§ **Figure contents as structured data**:
◆ ◆ ◆ ◆ ◆

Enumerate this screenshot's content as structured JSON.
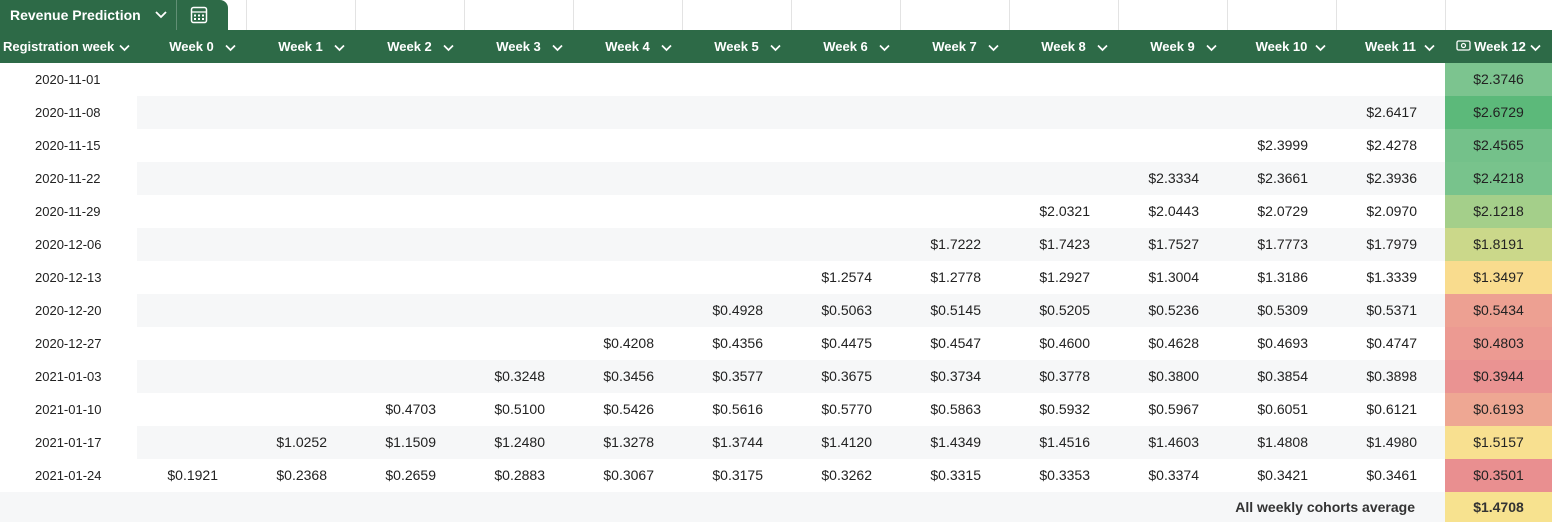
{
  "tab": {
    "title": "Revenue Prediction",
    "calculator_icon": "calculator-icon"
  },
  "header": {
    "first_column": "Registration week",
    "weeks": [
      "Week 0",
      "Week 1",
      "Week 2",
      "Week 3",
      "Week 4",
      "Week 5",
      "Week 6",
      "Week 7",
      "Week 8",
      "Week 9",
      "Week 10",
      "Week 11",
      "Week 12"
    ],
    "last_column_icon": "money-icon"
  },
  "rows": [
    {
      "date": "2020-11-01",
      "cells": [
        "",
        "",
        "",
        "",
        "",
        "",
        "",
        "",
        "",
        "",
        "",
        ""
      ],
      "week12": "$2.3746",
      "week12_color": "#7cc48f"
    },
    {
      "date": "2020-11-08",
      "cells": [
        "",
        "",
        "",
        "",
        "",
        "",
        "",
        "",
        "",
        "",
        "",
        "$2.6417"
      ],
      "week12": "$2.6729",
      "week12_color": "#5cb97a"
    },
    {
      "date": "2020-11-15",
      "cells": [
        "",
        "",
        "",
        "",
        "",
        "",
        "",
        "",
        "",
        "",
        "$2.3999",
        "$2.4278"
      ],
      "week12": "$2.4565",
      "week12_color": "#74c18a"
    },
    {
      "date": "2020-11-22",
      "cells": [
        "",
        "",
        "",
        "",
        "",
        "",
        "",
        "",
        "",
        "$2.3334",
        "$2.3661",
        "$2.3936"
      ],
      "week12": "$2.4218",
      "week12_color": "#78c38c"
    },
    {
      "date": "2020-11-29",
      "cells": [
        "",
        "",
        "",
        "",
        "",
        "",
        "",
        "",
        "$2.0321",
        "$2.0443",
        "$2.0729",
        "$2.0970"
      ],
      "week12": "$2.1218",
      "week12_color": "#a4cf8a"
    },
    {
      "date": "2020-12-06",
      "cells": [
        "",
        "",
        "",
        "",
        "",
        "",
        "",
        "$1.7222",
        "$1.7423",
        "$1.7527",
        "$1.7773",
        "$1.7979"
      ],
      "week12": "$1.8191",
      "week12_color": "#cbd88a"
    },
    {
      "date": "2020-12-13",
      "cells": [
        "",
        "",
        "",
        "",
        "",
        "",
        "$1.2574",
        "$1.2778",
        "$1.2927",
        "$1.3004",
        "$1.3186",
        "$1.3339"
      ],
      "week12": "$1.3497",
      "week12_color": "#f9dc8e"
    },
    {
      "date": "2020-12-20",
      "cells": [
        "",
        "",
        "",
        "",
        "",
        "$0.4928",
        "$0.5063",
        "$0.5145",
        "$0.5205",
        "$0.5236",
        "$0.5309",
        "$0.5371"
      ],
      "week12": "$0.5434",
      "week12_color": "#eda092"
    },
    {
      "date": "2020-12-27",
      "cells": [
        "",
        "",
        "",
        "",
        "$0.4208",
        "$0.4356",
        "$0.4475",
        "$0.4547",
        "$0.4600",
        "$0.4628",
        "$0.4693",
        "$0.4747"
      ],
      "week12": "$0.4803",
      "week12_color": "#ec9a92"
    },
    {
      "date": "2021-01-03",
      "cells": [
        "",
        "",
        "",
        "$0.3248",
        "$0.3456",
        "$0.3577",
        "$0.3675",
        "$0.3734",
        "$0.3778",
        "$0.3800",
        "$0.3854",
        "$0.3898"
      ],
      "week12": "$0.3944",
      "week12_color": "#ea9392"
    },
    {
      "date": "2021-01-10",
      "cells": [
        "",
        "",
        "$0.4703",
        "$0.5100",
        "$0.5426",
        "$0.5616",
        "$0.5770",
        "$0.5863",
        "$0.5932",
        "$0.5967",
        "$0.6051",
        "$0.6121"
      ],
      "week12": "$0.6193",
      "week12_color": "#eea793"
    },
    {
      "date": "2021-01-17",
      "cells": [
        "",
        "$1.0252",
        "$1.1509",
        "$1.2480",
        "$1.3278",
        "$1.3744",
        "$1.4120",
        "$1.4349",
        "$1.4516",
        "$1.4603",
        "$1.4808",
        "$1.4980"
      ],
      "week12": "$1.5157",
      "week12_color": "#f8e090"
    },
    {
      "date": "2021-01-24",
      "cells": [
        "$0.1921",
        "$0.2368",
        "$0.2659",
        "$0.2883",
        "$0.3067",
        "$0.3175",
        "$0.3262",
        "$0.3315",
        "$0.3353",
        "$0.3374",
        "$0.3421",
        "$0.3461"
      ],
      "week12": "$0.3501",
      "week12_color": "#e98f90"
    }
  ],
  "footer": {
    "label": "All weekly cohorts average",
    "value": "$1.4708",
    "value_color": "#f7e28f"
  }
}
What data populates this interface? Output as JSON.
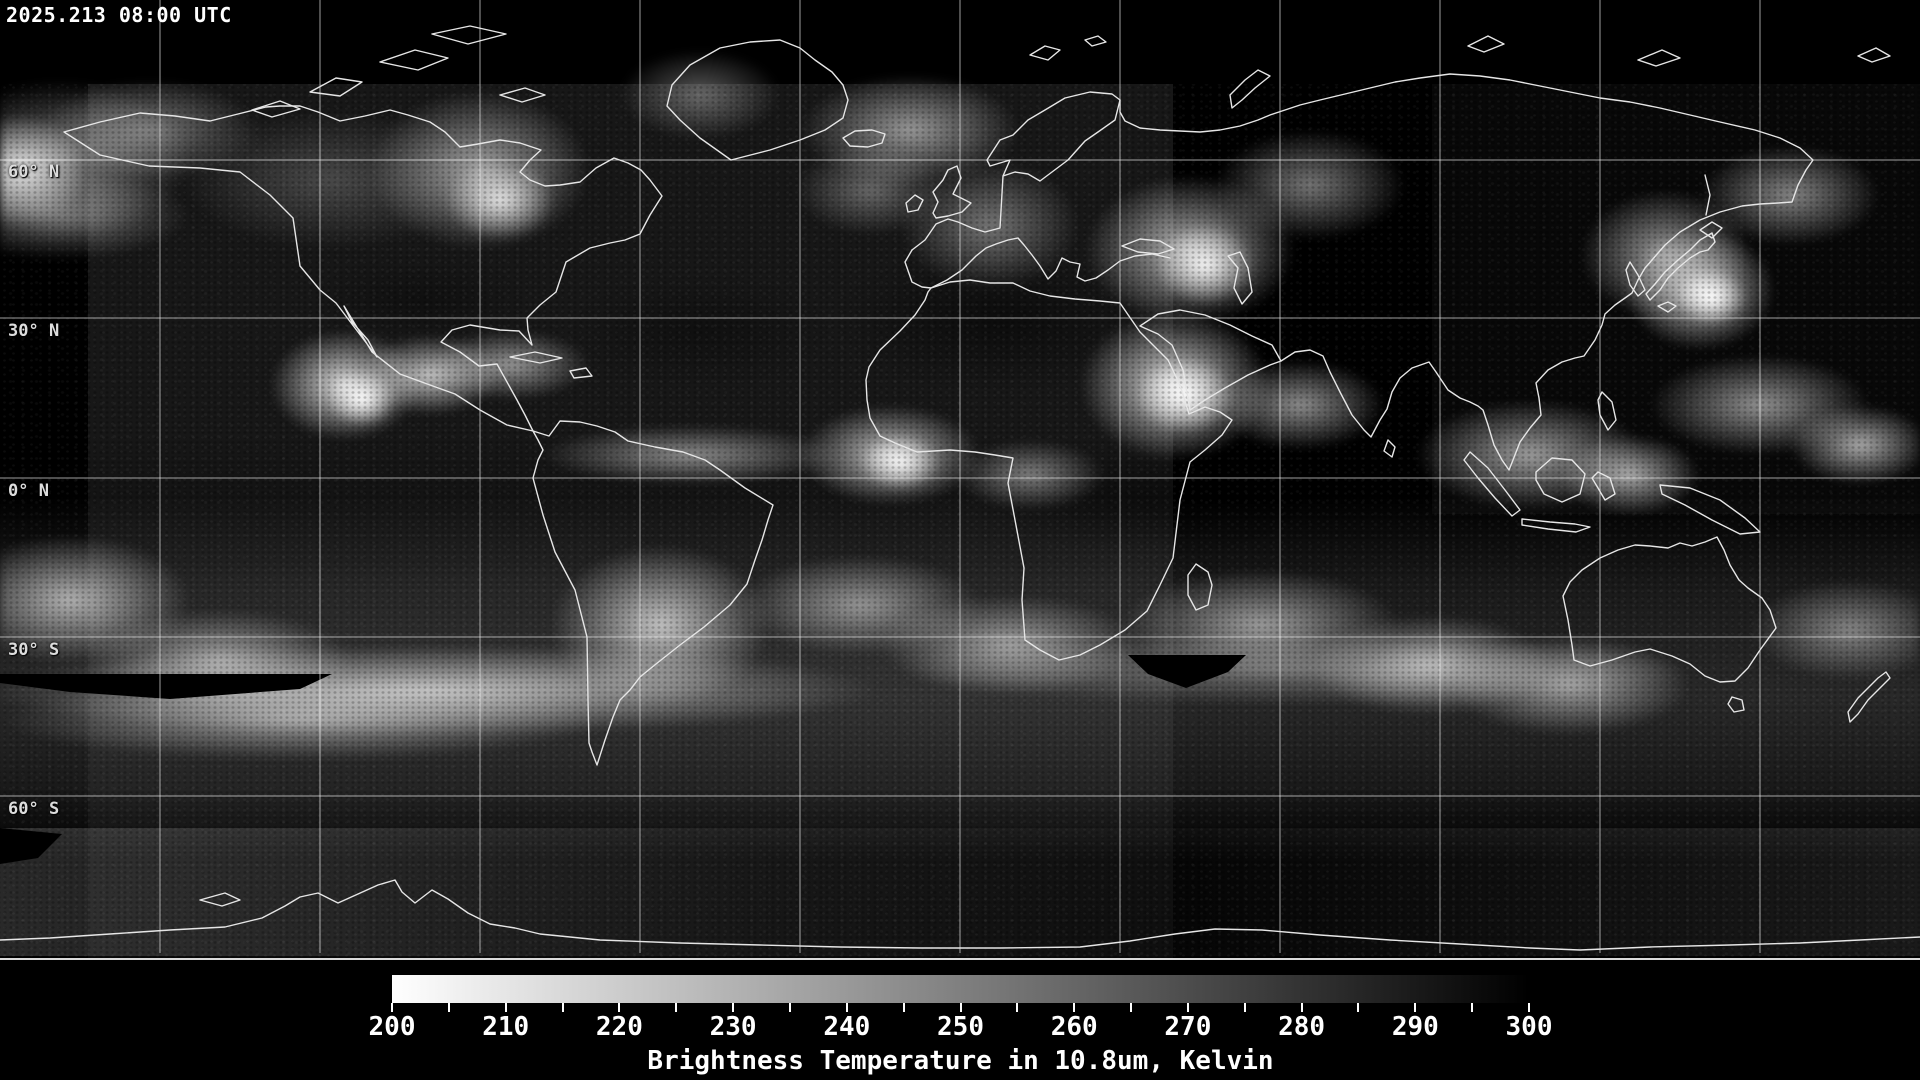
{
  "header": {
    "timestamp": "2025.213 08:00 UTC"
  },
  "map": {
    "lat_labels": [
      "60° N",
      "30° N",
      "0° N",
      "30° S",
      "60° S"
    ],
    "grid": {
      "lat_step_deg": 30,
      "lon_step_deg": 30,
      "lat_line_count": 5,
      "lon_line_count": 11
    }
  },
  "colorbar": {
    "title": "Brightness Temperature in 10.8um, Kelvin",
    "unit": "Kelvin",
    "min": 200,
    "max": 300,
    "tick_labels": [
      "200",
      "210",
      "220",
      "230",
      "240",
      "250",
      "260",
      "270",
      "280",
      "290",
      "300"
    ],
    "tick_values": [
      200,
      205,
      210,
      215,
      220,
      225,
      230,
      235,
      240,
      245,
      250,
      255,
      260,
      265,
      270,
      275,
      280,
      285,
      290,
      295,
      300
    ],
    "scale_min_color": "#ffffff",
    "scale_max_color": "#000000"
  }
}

◆ ◆ ◆ ◆ ◆

§ **Your goal**: Output all of the entries verbatim, leaving out any images.

§ **Answer in full**:
Enumerate this screenshot's content as structured JSON.
{
  "tab": {
    "title": "Revenue Prediction",
    "calculator_icon": "calculator-icon"
  },
  "header": {
    "first_column": "Registration week",
    "weeks": [
      "Week 0",
      "Week 1",
      "Week 2",
      "Week 3",
      "Week 4",
      "Week 5",
      "Week 6",
      "Week 7",
      "Week 8",
      "Week 9",
      "Week 10",
      "Week 11",
      "Week 12"
    ],
    "last_column_icon": "money-icon"
  },
  "rows": [
    {
      "date": "2020-11-01",
      "cells": [
        "",
        "",
        "",
        "",
        "",
        "",
        "",
        "",
        "",
        "",
        "",
        ""
      ],
      "week12": "$2.3746",
      "week12_color": "#7cc48f"
    },
    {
      "date": "2020-11-08",
      "cells": [
        "",
        "",
        "",
        "",
        "",
        "",
        "",
        "",
        "",
        "",
        "",
        "$2.6417"
      ],
      "week12": "$2.6729",
      "week12_color": "#5cb97a"
    },
    {
      "date": "2020-11-15",
      "cells": [
        "",
        "",
        "",
        "",
        "",
        "",
        "",
        "",
        "",
        "",
        "$2.3999",
        "$2.4278"
      ],
      "week12": "$2.4565",
      "week12_color": "#74c18a"
    },
    {
      "date": "2020-11-22",
      "cells": [
        "",
        "",
        "",
        "",
        "",
        "",
        "",
        "",
        "",
        "$2.3334",
        "$2.3661",
        "$2.3936"
      ],
      "week12": "$2.4218",
      "week12_color": "#78c38c"
    },
    {
      "date": "2020-11-29",
      "cells": [
        "",
        "",
        "",
        "",
        "",
        "",
        "",
        "",
        "$2.0321",
        "$2.0443",
        "$2.0729",
        "$2.0970"
      ],
      "week12": "$2.1218",
      "week12_color": "#a4cf8a"
    },
    {
      "date": "2020-12-06",
      "cells": [
        "",
        "",
        "",
        "",
        "",
        "",
        "",
        "$1.7222",
        "$1.7423",
        "$1.7527",
        "$1.7773",
        "$1.7979"
      ],
      "week12": "$1.8191",
      "week12_color": "#cbd88a"
    },
    {
      "date": "2020-12-13",
      "cells": [
        "",
        "",
        "",
        "",
        "",
        "",
        "$1.2574",
        "$1.2778",
        "$1.2927",
        "$1.3004",
        "$1.3186",
        "$1.3339"
      ],
      "week12": "$1.3497",
      "week12_color": "#f9dc8e"
    },
    {
      "date": "2020-12-20",
      "cells": [
        "",
        "",
        "",
        "",
        "",
        "$0.4928",
        "$0.5063",
        "$0.5145",
        "$0.5205",
        "$0.5236",
        "$0.5309",
        "$0.5371"
      ],
      "week12": "$0.5434",
      "week12_color": "#eda092"
    },
    {
      "date": "2020-12-27",
      "cells": [
        "",
        "",
        "",
        "",
        "$0.4208",
        "$0.4356",
        "$0.4475",
        "$0.4547",
        "$0.4600",
        "$0.4628",
        "$0.4693",
        "$0.4747"
      ],
      "week12": "$0.4803",
      "week12_color": "#ec9a92"
    },
    {
      "date": "2021-01-03",
      "cells": [
        "",
        "",
        "",
        "$0.3248",
        "$0.3456",
        "$0.3577",
        "$0.3675",
        "$0.3734",
        "$0.3778",
        "$0.3800",
        "$0.3854",
        "$0.3898"
      ],
      "week12": "$0.3944",
      "week12_color": "#ea9392"
    },
    {
      "date": "2021-01-10",
      "cells": [
        "",
        "",
        "$0.4703",
        "$0.5100",
        "$0.5426",
        "$0.5616",
        "$0.5770",
        "$0.5863",
        "$0.5932",
        "$0.5967",
        "$0.6051",
        "$0.6121"
      ],
      "week12": "$0.6193",
      "week12_color": "#eea793"
    },
    {
      "date": "2021-01-17",
      "cells": [
        "",
        "$1.0252",
        "$1.1509",
        "$1.2480",
        "$1.3278",
        "$1.3744",
        "$1.4120",
        "$1.4349",
        "$1.4516",
        "$1.4603",
        "$1.4808",
        "$1.4980"
      ],
      "week12": "$1.5157",
      "week12_color": "#f8e090"
    },
    {
      "date": "2021-01-24",
      "cells": [
        "$0.1921",
        "$0.2368",
        "$0.2659",
        "$0.2883",
        "$0.3067",
        "$0.3175",
        "$0.3262",
        "$0.3315",
        "$0.3353",
        "$0.3374",
        "$0.3421",
        "$0.3461"
      ],
      "week12": "$0.3501",
      "week12_color": "#e98f90"
    }
  ],
  "footer": {
    "label": "All weekly cohorts average",
    "value": "$1.4708",
    "value_color": "#f7e28f"
  }
}
What data populates this interface? Output as JSON.
{
  "header": {
    "timestamp": "2025.213 08:00 UTC"
  },
  "map": {
    "lat_labels": [
      "60° N",
      "30° N",
      "0° N",
      "30° S",
      "60° S"
    ],
    "grid": {
      "lat_step_deg": 30,
      "lon_step_deg": 30,
      "lat_line_count": 5,
      "lon_line_count": 11
    }
  },
  "colorbar": {
    "title": "Brightness Temperature in 10.8um, Kelvin",
    "unit": "Kelvin",
    "min": 200,
    "max": 300,
    "tick_labels": [
      "200",
      "210",
      "220",
      "230",
      "240",
      "250",
      "260",
      "270",
      "280",
      "290",
      "300"
    ],
    "tick_values": [
      200,
      205,
      210,
      215,
      220,
      225,
      230,
      235,
      240,
      245,
      250,
      255,
      260,
      265,
      270,
      275,
      280,
      285,
      290,
      295,
      300
    ],
    "scale_min_color": "#ffffff",
    "scale_max_color": "#000000"
  }
}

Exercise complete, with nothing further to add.